### GIVEN TASK
Find the lines with the string "JSON" and return them.

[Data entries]
##############################
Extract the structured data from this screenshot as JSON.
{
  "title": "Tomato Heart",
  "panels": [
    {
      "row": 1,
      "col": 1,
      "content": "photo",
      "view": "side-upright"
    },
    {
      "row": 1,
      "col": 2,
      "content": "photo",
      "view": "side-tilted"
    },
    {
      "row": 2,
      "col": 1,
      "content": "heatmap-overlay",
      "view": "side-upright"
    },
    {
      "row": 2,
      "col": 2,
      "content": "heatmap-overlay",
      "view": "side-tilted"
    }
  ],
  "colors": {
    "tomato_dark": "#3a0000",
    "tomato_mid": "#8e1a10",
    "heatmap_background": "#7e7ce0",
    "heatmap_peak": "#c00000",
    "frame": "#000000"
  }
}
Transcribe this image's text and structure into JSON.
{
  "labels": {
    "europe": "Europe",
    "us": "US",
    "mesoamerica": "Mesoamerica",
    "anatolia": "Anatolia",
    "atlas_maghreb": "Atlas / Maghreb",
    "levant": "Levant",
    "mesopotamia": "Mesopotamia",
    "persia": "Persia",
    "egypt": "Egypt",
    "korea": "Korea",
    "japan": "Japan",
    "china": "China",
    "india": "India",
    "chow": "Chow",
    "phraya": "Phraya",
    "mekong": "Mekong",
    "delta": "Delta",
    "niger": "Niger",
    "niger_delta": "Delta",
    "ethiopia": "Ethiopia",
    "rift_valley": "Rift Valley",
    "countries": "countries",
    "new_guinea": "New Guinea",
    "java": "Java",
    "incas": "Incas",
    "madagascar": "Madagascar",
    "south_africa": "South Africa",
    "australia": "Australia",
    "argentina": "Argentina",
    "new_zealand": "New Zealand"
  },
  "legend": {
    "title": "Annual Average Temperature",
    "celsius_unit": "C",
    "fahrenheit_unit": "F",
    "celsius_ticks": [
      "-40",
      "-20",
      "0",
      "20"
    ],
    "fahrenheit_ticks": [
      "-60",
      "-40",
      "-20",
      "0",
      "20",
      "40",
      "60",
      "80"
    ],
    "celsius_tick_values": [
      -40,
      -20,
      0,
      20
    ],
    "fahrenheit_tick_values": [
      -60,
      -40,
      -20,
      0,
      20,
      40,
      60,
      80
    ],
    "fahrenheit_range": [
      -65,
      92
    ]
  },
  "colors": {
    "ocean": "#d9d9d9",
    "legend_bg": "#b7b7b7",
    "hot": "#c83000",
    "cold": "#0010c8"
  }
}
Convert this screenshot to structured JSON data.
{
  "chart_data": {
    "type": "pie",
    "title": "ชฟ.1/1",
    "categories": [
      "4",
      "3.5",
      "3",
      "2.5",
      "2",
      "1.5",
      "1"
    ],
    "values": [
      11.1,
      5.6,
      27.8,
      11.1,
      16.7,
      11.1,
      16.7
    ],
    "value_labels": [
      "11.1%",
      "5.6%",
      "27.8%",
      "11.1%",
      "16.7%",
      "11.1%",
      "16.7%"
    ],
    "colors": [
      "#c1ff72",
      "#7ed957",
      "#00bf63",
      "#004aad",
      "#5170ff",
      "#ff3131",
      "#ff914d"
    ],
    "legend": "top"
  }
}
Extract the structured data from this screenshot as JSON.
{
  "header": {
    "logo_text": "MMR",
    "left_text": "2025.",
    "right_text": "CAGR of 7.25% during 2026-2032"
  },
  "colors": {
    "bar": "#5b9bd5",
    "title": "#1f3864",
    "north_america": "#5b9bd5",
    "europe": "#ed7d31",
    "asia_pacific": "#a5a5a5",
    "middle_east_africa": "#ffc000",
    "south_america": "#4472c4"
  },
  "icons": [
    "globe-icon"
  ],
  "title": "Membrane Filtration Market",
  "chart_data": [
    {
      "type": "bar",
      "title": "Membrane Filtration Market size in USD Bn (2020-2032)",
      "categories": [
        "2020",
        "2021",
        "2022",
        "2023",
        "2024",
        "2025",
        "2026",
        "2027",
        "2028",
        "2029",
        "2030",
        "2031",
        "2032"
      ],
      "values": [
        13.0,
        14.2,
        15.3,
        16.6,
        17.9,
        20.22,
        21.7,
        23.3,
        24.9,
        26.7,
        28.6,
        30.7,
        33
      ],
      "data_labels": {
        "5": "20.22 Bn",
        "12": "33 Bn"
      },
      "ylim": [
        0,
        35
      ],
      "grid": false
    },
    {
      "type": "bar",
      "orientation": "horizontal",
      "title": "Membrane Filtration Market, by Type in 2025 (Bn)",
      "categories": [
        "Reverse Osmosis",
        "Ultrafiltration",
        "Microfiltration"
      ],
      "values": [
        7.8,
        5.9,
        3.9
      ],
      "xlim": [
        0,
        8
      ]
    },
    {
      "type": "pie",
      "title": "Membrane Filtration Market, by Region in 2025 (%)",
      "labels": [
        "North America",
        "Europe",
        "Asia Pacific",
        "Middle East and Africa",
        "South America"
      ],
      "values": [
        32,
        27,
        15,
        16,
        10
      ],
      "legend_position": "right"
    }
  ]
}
##############################
### TASK SOLUTION
Extract the structured data from this screenshot as JSON.
Transcribe this image's text and structure into JSON.
Convert this screenshot to structured JSON data.
Extract the structured data from this screenshot as JSON.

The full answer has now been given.